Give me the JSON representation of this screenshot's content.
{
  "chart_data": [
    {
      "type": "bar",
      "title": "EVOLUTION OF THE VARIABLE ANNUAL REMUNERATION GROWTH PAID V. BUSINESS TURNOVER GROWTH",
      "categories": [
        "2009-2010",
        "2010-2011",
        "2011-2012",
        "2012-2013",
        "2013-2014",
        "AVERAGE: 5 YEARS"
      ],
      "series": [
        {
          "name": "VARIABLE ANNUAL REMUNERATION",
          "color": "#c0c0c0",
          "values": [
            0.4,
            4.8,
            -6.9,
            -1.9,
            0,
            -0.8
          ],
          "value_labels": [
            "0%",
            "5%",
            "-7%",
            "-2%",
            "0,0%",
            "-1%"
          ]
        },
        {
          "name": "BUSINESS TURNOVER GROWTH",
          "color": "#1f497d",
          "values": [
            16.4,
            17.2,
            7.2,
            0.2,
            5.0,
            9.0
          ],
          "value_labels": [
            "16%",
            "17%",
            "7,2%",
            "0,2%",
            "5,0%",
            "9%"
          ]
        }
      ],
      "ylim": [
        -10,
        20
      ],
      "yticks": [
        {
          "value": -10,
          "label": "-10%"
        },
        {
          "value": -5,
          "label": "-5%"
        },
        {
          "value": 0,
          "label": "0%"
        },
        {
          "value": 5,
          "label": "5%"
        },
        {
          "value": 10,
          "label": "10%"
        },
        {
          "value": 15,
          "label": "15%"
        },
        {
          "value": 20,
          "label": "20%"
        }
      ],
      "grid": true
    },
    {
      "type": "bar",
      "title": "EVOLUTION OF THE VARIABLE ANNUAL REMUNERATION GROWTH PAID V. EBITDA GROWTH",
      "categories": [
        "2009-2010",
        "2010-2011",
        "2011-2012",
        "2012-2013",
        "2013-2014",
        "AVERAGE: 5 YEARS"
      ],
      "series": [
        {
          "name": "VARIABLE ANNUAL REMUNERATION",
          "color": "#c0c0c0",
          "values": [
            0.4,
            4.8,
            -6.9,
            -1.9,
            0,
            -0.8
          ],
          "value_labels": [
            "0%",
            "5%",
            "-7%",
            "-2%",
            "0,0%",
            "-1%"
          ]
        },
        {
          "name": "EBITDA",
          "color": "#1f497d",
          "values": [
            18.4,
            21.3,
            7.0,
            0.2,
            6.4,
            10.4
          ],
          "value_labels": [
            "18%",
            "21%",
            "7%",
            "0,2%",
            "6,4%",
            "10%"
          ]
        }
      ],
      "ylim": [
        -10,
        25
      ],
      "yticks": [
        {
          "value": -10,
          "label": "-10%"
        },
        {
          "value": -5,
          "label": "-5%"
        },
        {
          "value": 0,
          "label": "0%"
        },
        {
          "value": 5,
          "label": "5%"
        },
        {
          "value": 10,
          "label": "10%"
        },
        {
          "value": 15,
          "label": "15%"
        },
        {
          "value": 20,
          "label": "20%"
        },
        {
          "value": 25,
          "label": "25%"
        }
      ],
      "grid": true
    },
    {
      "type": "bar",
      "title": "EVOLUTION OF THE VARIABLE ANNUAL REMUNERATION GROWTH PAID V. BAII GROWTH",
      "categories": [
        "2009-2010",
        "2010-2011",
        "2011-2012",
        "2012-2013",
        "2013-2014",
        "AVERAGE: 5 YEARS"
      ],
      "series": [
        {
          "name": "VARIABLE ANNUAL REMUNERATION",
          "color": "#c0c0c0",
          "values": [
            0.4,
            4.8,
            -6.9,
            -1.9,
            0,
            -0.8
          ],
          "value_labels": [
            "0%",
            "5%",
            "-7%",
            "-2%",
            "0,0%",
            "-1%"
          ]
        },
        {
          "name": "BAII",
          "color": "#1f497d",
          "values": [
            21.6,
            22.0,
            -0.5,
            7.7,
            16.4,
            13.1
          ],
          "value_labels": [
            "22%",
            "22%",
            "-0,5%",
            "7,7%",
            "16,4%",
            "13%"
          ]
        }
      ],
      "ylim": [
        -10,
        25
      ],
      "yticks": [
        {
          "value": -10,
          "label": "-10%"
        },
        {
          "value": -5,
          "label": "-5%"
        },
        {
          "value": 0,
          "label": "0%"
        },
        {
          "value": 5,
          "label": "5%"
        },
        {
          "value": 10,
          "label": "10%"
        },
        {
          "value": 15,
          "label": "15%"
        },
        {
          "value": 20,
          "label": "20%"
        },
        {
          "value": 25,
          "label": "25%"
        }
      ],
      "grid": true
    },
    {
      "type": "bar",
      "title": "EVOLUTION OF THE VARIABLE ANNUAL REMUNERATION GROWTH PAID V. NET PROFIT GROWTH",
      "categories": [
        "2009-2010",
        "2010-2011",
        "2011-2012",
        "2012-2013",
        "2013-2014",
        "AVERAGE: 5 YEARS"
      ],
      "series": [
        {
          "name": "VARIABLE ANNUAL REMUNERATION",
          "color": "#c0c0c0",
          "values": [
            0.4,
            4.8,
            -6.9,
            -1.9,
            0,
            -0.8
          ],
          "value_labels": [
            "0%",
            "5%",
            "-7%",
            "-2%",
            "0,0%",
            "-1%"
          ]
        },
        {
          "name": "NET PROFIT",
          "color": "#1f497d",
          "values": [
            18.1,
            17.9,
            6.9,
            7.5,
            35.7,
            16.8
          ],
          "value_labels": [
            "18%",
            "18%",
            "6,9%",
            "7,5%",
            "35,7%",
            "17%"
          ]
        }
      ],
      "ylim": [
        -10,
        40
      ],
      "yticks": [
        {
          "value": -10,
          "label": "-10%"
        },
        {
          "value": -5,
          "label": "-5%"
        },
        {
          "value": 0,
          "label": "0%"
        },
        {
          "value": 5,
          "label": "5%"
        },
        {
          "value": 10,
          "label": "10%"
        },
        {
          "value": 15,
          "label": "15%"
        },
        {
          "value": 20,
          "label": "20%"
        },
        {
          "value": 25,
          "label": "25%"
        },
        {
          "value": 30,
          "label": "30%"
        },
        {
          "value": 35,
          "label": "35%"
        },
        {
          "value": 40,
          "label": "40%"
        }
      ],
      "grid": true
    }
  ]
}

☆ ☆ ☆ ☆

Task requirements = Give an exact repetition of all the material.

Result below =
Give me the JSON representation of this screenshot's content.
{
  "chart_data": [
    {
      "type": "bar",
      "title": "EVOLUTION OF THE VARIABLE ANNUAL REMUNERATION GROWTH PAID V. BUSINESS TURNOVER GROWTH",
      "categories": [
        "2009-2010",
        "2010-2011",
        "2011-2012",
        "2012-2013",
        "2013-2014",
        "AVERAGE: 5 YEARS"
      ],
      "series": [
        {
          "name": "VARIABLE ANNUAL REMUNERATION",
          "color": "#c0c0c0",
          "values": [
            0.4,
            4.8,
            -6.9,
            -1.9,
            0,
            -0.8
          ],
          "value_labels": [
            "0%",
            "5%",
            "-7%",
            "-2%",
            "0,0%",
            "-1%"
          ]
        },
        {
          "name": "BUSINESS TURNOVER GROWTH",
          "color": "#1f497d",
          "values": [
            16.4,
            17.2,
            7.2,
            0.2,
            5.0,
            9.0
          ],
          "value_labels": [
            "16%",
            "17%",
            "7,2%",
            "0,2%",
            "5,0%",
            "9%"
          ]
        }
      ],
      "ylim": [
        -10,
        20
      ],
      "yticks": [
        {
          "value": -10,
          "label": "-10%"
        },
        {
          "value": -5,
          "label": "-5%"
        },
        {
          "value": 0,
          "label": "0%"
        },
        {
          "value": 5,
          "label": "5%"
        },
        {
          "value": 10,
          "label": "10%"
        },
        {
          "value": 15,
          "label": "15%"
        },
        {
          "value": 20,
          "label": "20%"
        }
      ],
      "grid": true
    },
    {
      "type": "bar",
      "title": "EVOLUTION OF THE VARIABLE ANNUAL REMUNERATION GROWTH PAID V. EBITDA GROWTH",
      "categories": [
        "2009-2010",
        "2010-2011",
        "2011-2012",
        "2012-2013",
        "2013-2014",
        "AVERAGE: 5 YEARS"
      ],
      "series": [
        {
          "name": "VARIABLE ANNUAL REMUNERATION",
          "color": "#c0c0c0",
          "values": [
            0.4,
            4.8,
            -6.9,
            -1.9,
            0,
            -0.8
          ],
          "value_labels": [
            "0%",
            "5%",
            "-7%",
            "-2%",
            "0,0%",
            "-1%"
          ]
        },
        {
          "name": "EBITDA",
          "color": "#1f497d",
          "values": [
            18.4,
            21.3,
            7.0,
            0.2,
            6.4,
            10.4
          ],
          "value_labels": [
            "18%",
            "21%",
            "7%",
            "0,2%",
            "6,4%",
            "10%"
          ]
        }
      ],
      "ylim": [
        -10,
        25
      ],
      "yticks": [
        {
          "value": -10,
          "label": "-10%"
        },
        {
          "value": -5,
          "label": "-5%"
        },
        {
          "value": 0,
          "label": "0%"
        },
        {
          "value": 5,
          "label": "5%"
        },
        {
          "value": 10,
          "label": "10%"
        },
        {
          "value": 15,
          "label": "15%"
        },
        {
          "value": 20,
          "label": "20%"
        },
        {
          "value": 25,
          "label": "25%"
        }
      ],
      "grid": true
    },
    {
      "type": "bar",
      "title": "EVOLUTION OF THE VARIABLE ANNUAL REMUNERATION GROWTH PAID V. BAII GROWTH",
      "categories": [
        "2009-2010",
        "2010-2011",
        "2011-2012",
        "2012-2013",
        "2013-2014",
        "AVERAGE: 5 YEARS"
      ],
      "series": [
        {
          "name": "VARIABLE ANNUAL REMUNERATION",
          "color": "#c0c0c0",
          "values": [
            0.4,
            4.8,
            -6.9,
            -1.9,
            0,
            -0.8
          ],
          "value_labels": [
            "0%",
            "5%",
            "-7%",
            "-2%",
            "0,0%",
            "-1%"
          ]
        },
        {
          "name": "BAII",
          "color": "#1f497d",
          "values": [
            21.6,
            22.0,
            -0.5,
            7.7,
            16.4,
            13.1
          ],
          "value_labels": [
            "22%",
            "22%",
            "-0,5%",
            "7,7%",
            "16,4%",
            "13%"
          ]
        }
      ],
      "ylim": [
        -10,
        25
      ],
      "yticks": [
        {
          "value": -10,
          "label": "-10%"
        },
        {
          "value": -5,
          "label": "-5%"
        },
        {
          "value": 0,
          "label": "0%"
        },
        {
          "value": 5,
          "label": "5%"
        },
        {
          "value": 10,
          "label": "10%"
        },
        {
          "value": 15,
          "label": "15%"
        },
        {
          "value": 20,
          "label": "20%"
        },
        {
          "value": 25,
          "label": "25%"
        }
      ],
      "grid": true
    },
    {
      "type": "bar",
      "title": "EVOLUTION OF THE VARIABLE ANNUAL REMUNERATION GROWTH PAID V. NET PROFIT GROWTH",
      "categories": [
        "2009-2010",
        "2010-2011",
        "2011-2012",
        "2012-2013",
        "2013-2014",
        "AVERAGE: 5 YEARS"
      ],
      "series": [
        {
          "name": "VARIABLE ANNUAL REMUNERATION",
          "color": "#c0c0c0",
          "values": [
            0.4,
            4.8,
            -6.9,
            -1.9,
            0,
            -0.8
          ],
          "value_labels": [
            "0%",
            "5%",
            "-7%",
            "-2%",
            "0,0%",
            "-1%"
          ]
        },
        {
          "name": "NET PROFIT",
          "color": "#1f497d",
          "values": [
            18.1,
            17.9,
            6.9,
            7.5,
            35.7,
            16.8
          ],
          "value_labels": [
            "18%",
            "18%",
            "6,9%",
            "7,5%",
            "35,7%",
            "17%"
          ]
        }
      ],
      "ylim": [
        -10,
        40
      ],
      "yticks": [
        {
          "value": -10,
          "label": "-10%"
        },
        {
          "value": -5,
          "label": "-5%"
        },
        {
          "value": 0,
          "label": "0%"
        },
        {
          "value": 5,
          "label": "5%"
        },
        {
          "value": 10,
          "label": "10%"
        },
        {
          "value": 15,
          "label": "15%"
        },
        {
          "value": 20,
          "label": "20%"
        },
        {
          "value": 25,
          "label": "25%"
        },
        {
          "value": 30,
          "label": "30%"
        },
        {
          "value": 35,
          "label": "35%"
        },
        {
          "value": 40,
          "label": "40%"
        }
      ],
      "grid": true
    }
  ]
}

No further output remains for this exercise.